## [Problem details]
Select every line below containing the word "JSON".

BEGIN Rows

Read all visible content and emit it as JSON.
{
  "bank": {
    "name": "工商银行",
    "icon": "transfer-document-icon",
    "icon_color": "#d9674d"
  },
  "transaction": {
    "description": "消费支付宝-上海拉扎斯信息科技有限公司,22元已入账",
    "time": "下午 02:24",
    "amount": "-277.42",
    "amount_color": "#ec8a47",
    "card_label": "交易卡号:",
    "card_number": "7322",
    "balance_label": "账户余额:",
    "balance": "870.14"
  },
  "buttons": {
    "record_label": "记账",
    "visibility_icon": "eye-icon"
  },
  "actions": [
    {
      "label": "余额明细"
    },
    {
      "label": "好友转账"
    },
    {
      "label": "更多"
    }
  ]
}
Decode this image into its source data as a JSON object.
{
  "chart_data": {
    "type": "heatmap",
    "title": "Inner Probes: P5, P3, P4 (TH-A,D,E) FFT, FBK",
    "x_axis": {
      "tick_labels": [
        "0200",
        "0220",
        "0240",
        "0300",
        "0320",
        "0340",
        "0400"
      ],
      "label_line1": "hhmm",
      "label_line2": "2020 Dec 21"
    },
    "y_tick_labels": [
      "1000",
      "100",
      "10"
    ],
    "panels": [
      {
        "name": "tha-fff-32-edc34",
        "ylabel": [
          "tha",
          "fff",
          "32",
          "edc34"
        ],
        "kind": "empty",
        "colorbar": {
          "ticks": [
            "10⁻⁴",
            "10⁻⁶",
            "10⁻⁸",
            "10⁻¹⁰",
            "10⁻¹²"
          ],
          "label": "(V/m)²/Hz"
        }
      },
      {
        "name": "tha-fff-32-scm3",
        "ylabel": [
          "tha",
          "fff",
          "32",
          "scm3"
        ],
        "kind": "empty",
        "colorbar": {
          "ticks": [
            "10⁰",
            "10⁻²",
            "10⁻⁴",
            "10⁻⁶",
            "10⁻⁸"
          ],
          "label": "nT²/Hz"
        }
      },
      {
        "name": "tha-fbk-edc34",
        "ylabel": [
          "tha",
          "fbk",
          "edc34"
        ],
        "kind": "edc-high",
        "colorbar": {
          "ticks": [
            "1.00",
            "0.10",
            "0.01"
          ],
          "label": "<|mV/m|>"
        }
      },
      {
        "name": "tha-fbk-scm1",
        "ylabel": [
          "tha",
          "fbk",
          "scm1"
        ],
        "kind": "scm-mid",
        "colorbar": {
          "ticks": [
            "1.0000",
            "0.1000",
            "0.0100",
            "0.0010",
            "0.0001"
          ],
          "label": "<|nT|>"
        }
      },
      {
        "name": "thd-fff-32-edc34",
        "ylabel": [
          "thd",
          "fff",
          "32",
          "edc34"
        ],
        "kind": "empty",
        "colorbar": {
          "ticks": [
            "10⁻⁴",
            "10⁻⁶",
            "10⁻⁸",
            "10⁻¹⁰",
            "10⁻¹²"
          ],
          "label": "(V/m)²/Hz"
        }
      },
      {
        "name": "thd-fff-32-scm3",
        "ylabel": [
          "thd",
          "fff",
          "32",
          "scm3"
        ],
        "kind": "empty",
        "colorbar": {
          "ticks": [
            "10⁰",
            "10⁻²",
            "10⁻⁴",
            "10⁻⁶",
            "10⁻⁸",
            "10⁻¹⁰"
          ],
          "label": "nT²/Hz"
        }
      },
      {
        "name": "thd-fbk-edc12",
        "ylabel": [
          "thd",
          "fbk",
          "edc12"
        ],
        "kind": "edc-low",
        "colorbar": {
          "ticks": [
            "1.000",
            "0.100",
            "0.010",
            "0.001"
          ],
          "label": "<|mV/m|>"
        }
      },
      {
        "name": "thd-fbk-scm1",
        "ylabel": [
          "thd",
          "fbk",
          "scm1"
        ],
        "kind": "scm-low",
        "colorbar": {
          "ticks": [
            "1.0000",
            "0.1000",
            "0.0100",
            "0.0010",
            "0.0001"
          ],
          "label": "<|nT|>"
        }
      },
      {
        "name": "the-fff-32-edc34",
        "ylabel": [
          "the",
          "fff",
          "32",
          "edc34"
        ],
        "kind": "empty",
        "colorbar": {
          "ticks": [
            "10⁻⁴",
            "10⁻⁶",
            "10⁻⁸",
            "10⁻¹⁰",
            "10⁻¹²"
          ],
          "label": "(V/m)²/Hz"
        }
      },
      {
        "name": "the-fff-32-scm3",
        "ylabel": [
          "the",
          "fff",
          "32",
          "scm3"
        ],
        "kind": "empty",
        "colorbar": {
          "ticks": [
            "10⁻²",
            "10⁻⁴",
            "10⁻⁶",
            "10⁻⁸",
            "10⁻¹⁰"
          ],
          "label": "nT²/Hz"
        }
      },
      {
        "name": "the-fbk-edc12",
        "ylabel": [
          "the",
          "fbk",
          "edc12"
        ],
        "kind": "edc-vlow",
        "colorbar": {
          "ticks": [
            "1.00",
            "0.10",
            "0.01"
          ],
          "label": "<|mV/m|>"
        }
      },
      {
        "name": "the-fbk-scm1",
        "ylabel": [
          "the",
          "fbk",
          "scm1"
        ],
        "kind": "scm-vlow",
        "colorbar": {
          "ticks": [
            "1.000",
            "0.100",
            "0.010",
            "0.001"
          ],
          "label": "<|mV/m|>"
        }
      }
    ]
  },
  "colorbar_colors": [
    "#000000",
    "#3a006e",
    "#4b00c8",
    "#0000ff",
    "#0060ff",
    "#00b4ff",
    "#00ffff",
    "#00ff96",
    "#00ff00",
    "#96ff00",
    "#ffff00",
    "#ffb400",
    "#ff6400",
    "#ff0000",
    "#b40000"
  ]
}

END Rows

## [Output of the exercise]
Read all visible content and emit it as JSON.
Decode this image into its source data as a JSON object.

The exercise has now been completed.